Data entries:

============================================================

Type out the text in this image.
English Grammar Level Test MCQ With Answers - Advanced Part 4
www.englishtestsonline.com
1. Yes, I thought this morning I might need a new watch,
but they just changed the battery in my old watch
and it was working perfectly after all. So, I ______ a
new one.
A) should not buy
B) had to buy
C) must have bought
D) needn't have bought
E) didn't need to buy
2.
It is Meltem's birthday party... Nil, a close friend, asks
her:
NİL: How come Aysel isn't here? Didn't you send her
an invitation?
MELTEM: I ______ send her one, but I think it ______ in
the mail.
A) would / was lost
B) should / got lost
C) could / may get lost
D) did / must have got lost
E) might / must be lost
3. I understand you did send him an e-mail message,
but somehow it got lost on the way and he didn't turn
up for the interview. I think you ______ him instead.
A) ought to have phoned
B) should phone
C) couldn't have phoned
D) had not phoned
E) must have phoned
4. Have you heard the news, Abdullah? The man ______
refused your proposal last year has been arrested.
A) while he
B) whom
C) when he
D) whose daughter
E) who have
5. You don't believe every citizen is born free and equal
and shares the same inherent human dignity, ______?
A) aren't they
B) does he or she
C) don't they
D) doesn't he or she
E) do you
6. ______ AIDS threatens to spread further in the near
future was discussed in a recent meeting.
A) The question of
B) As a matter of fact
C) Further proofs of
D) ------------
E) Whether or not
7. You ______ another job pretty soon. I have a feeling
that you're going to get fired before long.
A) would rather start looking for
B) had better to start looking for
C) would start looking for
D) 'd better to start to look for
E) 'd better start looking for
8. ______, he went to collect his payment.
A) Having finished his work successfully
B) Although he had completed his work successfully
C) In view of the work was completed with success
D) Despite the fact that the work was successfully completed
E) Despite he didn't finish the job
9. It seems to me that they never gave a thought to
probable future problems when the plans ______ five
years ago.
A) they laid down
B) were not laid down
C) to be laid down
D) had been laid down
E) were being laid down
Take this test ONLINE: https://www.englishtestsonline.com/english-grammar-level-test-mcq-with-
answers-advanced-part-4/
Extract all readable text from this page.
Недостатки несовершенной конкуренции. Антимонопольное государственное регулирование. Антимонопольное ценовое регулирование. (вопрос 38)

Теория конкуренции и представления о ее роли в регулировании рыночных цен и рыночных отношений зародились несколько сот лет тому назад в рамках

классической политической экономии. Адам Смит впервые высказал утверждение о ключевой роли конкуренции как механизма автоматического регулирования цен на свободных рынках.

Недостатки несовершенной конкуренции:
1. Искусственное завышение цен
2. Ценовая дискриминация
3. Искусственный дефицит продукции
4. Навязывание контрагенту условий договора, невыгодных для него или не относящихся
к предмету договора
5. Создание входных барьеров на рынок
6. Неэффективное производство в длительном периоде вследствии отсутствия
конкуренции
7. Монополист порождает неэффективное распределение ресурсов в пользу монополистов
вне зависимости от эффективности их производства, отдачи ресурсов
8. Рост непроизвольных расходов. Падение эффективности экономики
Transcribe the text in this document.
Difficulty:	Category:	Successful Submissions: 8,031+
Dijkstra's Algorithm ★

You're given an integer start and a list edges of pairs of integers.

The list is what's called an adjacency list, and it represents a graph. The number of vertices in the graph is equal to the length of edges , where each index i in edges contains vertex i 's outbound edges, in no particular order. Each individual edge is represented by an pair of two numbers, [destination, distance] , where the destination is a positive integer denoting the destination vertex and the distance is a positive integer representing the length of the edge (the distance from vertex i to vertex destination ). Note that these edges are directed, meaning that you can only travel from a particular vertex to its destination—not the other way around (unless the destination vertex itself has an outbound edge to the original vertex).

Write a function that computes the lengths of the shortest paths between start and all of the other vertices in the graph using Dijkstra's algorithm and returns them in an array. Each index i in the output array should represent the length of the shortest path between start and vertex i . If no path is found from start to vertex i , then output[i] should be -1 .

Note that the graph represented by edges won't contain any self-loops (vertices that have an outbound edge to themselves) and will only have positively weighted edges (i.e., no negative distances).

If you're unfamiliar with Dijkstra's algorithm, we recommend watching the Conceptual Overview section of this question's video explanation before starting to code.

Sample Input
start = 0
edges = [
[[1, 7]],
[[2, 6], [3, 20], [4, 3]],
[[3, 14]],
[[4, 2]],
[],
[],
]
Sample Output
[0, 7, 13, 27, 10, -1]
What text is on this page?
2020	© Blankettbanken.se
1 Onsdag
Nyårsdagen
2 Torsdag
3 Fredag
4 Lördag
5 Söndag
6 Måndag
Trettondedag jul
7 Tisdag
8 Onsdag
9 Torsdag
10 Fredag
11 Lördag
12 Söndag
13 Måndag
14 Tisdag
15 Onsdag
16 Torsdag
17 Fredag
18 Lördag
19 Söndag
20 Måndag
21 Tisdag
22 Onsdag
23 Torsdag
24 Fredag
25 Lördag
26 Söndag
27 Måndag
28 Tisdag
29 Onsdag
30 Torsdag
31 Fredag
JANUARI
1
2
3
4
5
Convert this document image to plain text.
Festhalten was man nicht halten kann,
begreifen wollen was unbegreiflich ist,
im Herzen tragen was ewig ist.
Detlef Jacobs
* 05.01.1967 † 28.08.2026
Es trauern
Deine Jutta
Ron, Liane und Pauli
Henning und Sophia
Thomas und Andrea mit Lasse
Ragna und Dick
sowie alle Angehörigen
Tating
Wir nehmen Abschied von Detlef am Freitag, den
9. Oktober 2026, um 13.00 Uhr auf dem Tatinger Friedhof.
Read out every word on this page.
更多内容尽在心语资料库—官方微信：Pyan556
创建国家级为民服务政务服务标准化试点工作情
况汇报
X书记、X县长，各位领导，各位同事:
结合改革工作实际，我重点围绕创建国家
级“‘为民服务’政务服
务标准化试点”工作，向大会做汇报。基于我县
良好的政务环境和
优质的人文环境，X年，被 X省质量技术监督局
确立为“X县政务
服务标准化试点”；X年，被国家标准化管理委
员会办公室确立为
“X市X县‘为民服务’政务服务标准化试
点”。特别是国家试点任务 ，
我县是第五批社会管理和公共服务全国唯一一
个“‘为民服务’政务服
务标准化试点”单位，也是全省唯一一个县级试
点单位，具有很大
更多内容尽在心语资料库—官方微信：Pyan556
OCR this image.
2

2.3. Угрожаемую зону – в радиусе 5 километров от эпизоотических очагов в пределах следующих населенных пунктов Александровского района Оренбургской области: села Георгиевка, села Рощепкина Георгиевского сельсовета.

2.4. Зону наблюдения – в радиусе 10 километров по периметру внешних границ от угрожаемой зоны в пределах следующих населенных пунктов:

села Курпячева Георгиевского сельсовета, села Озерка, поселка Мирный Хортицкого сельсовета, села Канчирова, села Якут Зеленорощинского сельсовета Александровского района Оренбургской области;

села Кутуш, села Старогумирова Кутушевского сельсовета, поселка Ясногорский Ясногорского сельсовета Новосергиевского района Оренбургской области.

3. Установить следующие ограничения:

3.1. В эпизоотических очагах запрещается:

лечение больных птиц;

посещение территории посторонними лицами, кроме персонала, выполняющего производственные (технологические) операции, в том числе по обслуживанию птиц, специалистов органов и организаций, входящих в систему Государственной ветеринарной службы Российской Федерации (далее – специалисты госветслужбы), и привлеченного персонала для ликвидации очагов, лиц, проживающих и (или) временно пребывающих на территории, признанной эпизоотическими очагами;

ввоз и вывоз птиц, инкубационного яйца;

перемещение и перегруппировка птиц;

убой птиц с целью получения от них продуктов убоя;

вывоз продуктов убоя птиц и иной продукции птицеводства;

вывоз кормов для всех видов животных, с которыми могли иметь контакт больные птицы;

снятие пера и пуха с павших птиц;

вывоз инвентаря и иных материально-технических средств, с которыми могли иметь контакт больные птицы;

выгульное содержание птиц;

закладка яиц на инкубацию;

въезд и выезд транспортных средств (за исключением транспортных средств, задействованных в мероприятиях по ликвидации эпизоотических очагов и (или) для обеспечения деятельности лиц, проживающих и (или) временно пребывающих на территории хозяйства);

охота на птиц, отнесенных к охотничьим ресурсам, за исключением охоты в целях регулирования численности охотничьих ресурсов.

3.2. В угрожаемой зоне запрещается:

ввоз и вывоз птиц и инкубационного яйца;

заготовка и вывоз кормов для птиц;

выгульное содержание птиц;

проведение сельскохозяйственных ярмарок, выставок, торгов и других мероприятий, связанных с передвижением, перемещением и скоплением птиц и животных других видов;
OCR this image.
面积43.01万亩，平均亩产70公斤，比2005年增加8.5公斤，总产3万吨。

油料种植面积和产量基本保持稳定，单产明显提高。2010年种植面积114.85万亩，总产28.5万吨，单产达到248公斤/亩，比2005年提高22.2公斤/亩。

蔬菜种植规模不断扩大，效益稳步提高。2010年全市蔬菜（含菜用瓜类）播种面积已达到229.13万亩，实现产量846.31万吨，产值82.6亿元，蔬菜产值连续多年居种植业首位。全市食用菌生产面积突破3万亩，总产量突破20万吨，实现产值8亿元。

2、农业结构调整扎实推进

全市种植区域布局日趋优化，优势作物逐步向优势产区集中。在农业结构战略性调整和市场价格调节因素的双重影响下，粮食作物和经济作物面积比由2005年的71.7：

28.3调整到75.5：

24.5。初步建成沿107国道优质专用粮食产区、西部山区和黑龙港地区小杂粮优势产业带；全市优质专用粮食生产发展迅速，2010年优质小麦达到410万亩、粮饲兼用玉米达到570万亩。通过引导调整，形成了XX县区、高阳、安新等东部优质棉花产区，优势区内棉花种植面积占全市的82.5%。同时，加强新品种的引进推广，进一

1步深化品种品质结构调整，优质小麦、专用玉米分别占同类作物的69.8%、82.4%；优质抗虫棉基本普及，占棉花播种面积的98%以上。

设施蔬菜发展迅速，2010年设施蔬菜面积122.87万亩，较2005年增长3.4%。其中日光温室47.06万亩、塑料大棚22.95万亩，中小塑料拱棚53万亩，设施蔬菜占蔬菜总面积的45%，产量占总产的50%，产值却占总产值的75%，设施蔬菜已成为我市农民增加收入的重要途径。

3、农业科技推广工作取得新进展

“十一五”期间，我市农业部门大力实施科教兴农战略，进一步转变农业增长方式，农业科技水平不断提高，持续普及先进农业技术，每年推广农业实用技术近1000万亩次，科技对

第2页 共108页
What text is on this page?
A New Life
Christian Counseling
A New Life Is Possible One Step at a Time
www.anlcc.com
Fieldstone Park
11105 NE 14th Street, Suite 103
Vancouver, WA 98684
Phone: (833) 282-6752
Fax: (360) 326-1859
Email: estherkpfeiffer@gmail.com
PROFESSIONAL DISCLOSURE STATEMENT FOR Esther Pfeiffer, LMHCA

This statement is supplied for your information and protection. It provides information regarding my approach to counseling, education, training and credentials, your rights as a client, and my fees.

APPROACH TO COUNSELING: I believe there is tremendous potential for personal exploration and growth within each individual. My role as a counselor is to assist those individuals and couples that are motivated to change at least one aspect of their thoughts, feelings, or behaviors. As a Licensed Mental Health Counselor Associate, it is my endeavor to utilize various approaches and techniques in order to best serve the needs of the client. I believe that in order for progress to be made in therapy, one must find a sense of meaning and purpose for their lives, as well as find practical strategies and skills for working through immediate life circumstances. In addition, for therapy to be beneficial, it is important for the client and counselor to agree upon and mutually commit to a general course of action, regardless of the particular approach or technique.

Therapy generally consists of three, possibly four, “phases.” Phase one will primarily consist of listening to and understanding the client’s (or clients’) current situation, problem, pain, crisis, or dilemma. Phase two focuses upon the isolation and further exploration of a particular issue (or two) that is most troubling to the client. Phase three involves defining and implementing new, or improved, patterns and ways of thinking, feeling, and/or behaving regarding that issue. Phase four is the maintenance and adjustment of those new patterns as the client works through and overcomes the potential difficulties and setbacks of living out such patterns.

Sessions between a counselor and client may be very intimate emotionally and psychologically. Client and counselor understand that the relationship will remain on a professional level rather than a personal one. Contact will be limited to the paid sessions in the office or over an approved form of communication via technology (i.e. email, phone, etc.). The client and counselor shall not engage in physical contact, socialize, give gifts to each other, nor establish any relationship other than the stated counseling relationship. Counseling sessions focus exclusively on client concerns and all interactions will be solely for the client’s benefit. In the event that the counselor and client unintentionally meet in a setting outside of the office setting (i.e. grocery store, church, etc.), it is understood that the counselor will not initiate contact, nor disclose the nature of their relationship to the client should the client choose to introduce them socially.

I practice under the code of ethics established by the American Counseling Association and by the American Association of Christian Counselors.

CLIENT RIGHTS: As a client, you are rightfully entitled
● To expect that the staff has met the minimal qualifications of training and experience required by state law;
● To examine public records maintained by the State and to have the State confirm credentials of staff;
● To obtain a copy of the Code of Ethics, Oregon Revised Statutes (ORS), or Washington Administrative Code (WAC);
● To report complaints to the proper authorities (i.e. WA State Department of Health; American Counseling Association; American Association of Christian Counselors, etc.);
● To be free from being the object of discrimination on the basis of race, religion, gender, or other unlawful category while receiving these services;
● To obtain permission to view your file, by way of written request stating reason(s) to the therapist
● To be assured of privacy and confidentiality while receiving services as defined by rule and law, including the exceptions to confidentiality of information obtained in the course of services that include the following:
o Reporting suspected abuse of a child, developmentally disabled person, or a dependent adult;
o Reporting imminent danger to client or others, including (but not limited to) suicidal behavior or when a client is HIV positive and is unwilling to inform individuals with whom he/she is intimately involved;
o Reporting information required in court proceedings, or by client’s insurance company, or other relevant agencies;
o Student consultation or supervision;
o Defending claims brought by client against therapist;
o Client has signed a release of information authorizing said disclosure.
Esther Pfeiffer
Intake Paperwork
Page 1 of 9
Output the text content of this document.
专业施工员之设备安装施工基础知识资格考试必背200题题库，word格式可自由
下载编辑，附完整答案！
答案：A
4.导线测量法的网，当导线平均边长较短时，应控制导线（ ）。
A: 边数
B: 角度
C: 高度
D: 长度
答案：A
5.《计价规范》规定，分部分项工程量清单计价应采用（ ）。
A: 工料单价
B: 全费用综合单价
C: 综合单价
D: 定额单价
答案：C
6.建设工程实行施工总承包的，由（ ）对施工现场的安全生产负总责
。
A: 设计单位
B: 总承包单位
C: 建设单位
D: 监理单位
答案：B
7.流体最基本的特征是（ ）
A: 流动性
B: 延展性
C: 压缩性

============================================================

Goal: Count every line of the records that holds the string "credentials". Write only the total.

Answer to the problem: 2